**Information shown:**
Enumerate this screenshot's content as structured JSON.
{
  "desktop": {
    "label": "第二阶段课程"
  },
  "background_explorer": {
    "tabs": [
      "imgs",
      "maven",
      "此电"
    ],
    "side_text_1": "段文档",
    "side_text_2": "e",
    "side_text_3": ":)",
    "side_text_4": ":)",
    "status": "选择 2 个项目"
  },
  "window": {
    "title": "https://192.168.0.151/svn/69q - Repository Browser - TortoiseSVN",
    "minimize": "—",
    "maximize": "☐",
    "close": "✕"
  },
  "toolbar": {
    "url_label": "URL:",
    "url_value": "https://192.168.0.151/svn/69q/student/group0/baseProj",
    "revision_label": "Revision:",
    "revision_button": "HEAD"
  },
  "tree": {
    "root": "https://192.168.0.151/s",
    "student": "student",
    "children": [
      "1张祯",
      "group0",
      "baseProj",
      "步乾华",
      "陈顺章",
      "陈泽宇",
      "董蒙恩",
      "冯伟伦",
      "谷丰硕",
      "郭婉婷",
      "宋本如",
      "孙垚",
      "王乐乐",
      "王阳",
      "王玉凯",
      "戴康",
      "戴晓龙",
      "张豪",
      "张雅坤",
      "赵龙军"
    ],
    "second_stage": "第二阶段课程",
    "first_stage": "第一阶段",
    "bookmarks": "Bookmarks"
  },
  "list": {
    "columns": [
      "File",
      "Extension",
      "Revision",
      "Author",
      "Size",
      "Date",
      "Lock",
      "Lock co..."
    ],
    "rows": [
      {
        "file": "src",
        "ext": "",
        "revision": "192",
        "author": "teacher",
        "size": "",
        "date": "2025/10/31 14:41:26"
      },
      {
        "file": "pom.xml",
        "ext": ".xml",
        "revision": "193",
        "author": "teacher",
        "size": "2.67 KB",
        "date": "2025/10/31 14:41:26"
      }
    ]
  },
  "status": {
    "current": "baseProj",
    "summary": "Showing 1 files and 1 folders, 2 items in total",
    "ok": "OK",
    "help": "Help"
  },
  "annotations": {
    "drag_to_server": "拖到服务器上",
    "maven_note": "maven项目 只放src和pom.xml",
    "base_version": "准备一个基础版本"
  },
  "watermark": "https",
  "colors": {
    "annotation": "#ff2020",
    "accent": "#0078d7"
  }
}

**What you will do:** Write out the records above again, keeping each one identical to the original.

**Full answer:**
Enumerate this screenshot's content as structured JSON.
{
  "desktop": {
    "label": "第二阶段课程"
  },
  "background_explorer": {
    "tabs": [
      "imgs",
      "maven",
      "此电"
    ],
    "side_text_1": "段文档",
    "side_text_2": "e",
    "side_text_3": ":)",
    "side_text_4": ":)",
    "status": "选择 2 个项目"
  },
  "window": {
    "title": "https://192.168.0.151/svn/69q - Repository Browser - TortoiseSVN",
    "minimize": "—",
    "maximize": "☐",
    "close": "✕"
  },
  "toolbar": {
    "url_label": "URL:",
    "url_value": "https://192.168.0.151/svn/69q/student/group0/baseProj",
    "revision_label": "Revision:",
    "revision_button": "HEAD"
  },
  "tree": {
    "root": "https://192.168.0.151/s",
    "student": "student",
    "children": [
      "1张祯",
      "group0",
      "baseProj",
      "步乾华",
      "陈顺章",
      "陈泽宇",
      "董蒙恩",
      "冯伟伦",
      "谷丰硕",
      "郭婉婷",
      "宋本如",
      "孙垚",
      "王乐乐",
      "王阳",
      "王玉凯",
      "戴康",
      "戴晓龙",
      "张豪",
      "张雅坤",
      "赵龙军"
    ],
    "second_stage": "第二阶段课程",
    "first_stage": "第一阶段",
    "bookmarks": "Bookmarks"
  },
  "list": {
    "columns": [
      "File",
      "Extension",
      "Revision",
      "Author",
      "Size",
      "Date",
      "Lock",
      "Lock co..."
    ],
    "rows": [
      {
        "file": "src",
        "ext": "",
        "revision": "192",
        "author": "teacher",
        "size": "",
        "date": "2025/10/31 14:41:26"
      },
      {
        "file": "pom.xml",
        "ext": ".xml",
        "revision": "193",
        "author": "teacher",
        "size": "2.67 KB",
        "date": "2025/10/31 14:41:26"
      }
    ]
  },
  "status": {
    "current": "baseProj",
    "summary": "Showing 1 files and 1 folders, 2 items in total",
    "ok": "OK",
    "help": "Help"
  },
  "annotations": {
    "drag_to_server": "拖到服务器上",
    "maven_note": "maven项目 只放src和pom.xml",
    "base_version": "准备一个基础版本"
  },
  "watermark": "https",
  "colors": {
    "annotation": "#ff2020",
    "accent": "#0078d7"
  }
}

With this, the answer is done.